▸ Exercise requirements: Return all of the data exactly, with nothing left out but the pictures.

▸ Dataset excerpts:

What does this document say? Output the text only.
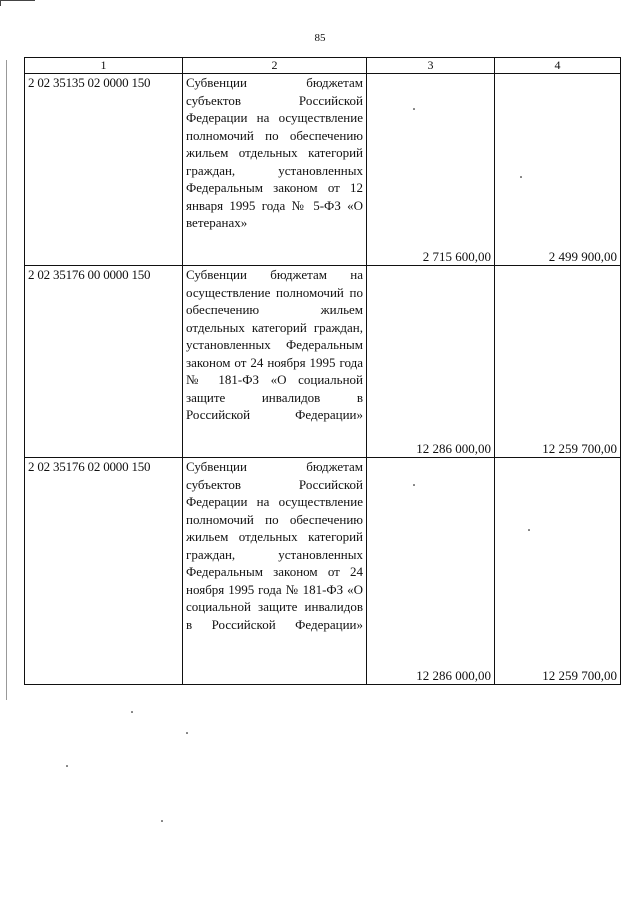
85
1	2	3	4
2 02 35135 02 0000 150	Субвенции бюджетам субъектов Российской Федерации на осуществление полномочий по обеспечению жильем отдельных категорий граждан, установленных Федеральным законом от 12 января 1995 года № 5-ФЗ «О ветеранах»	2 715 600,00	2 499 900,00
2 02 35176 00 0000 150	Субвенции бюджетам на осуществление полномочий по обеспечению жильем отдельных категорий граждан, установленных Федеральным законом от 24 ноября 1995 года № 181-ФЗ «О социальной защите инвалидов в Российской Федерации»	12 286 000,00	12 259 700,00
2 02 35176 02 0000 150	Субвенции бюджетам субъектов Российской Федерации на осуществление полномочий по обеспечению жильем отдельных категорий граждан, установленных Федеральным законом от 24 ноября 1995 года № 181-ФЗ «О социальной защите инвалидов в Российской Федерации»	12 286 000,00	12 259 700,00
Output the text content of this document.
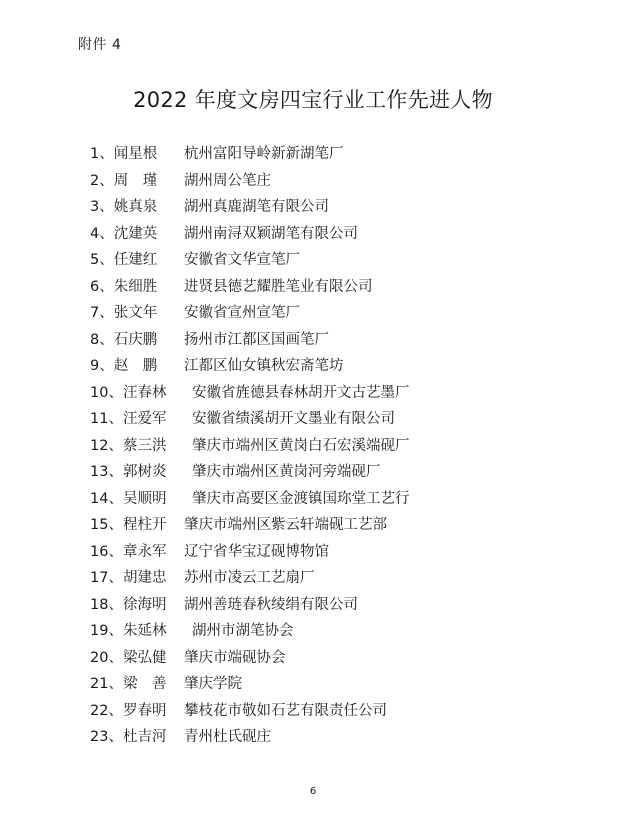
附件 4
2022 年度文房四宝行业工作先进人物
1、闻星根 杭州富阳导岭新新湖笔厂
2、周　瑾 湖州周公笔庄
3、姚真泉 湖州真鹿湖笔有限公司
4、沈建英 湖州南浔双颖湖笔有限公司
5、任建红 安徽省文华宣笔厂
6、朱细胜 进贤县德艺耀胜笔业有限公司
7、张文年 安徽省宣州宣笔厂
8、石庆鹏 扬州市江都区国画笔厂
9、赵　鹏 江都区仙女镇秋宏斋笔坊
10、汪春林 安徽省旌德县春林胡开文古艺墨厂
11、汪爱军 安徽省绩溪胡开文墨业有限公司
12、蔡三洪 肇庆市端州区黄岗白石宏溪端砚厂
13、郭树炎 肇庆市端州区黄岗河旁端砚厂
14、吴顺明 肇庆市高要区金渡镇国珎堂工艺行
15、程柱开 肇庆市端州区紫云轩端砚工艺部
16、章永军 辽宁省华宝辽砚博物馆
17、胡建忠 苏州市凌云工艺扇厂
18、徐海明 湖州善琏春秋绫绢有限公司
19、朱延林 湖州市湖笔协会
20、梁弘健 肇庆市端砚协会
21、梁　善 肇庆学院
22、罗春明 攀枝花市敬如石艺有限责任公司
23、杜吉河 青州杜氏砚庄
6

▸ Task solution:
What does this document say? Output the text only.
85
1	2	3	4
2 02 35135 02 0000 150	Субвенции бюджетам субъектов Российской Федерации на осуществление полномочий по обеспечению жильем отдельных категорий граждан, установленных Федеральным законом от 12 января 1995 года № 5-ФЗ «О ветеранах»	2 715 600,00	2 499 900,00
2 02 35176 00 0000 150	Субвенции бюджетам на осуществление полномочий по обеспечению жильем отдельных категорий граждан, установленных Федеральным законом от 24 ноября 1995 года № 181-ФЗ «О социальной защите инвалидов в Российской Федерации»	12 286 000,00	12 259 700,00
2 02 35176 02 0000 150	Субвенции бюджетам субъектов Российской Федерации на осуществление полномочий по обеспечению жильем отдельных категорий граждан, установленных Федеральным законом от 24 ноября 1995 года № 181-ФЗ «О социальной защите инвалидов в Российской Федерации»	12 286 000,00	12 259 700,00
Output the text content of this document.
附件 4
2022 年度文房四宝行业工作先进人物
1、闻星根 杭州富阳导岭新新湖笔厂
2、周　瑾 湖州周公笔庄
3、姚真泉 湖州真鹿湖笔有限公司
4、沈建英 湖州南浔双颖湖笔有限公司
5、任建红 安徽省文华宣笔厂
6、朱细胜 进贤县德艺耀胜笔业有限公司
7、张文年 安徽省宣州宣笔厂
8、石庆鹏 扬州市江都区国画笔厂
9、赵　鹏 江都区仙女镇秋宏斋笔坊
10、汪春林 安徽省旌德县春林胡开文古艺墨厂
11、汪爱军 安徽省绩溪胡开文墨业有限公司
12、蔡三洪 肇庆市端州区黄岗白石宏溪端砚厂
13、郭树炎 肇庆市端州区黄岗河旁端砚厂
14、吴顺明 肇庆市高要区金渡镇国珎堂工艺行
15、程柱开 肇庆市端州区紫云轩端砚工艺部
16、章永军 辽宁省华宝辽砚博物馆
17、胡建忠 苏州市凌云工艺扇厂
18、徐海明 湖州善琏春秋绫绢有限公司
19、朱延林 湖州市湖笔协会
20、梁弘健 肇庆市端砚协会
21、梁　善 肇庆学院
22、罗春明 攀枝花市敬如石艺有限责任公司
23、杜吉河 青州杜氏砚庄
6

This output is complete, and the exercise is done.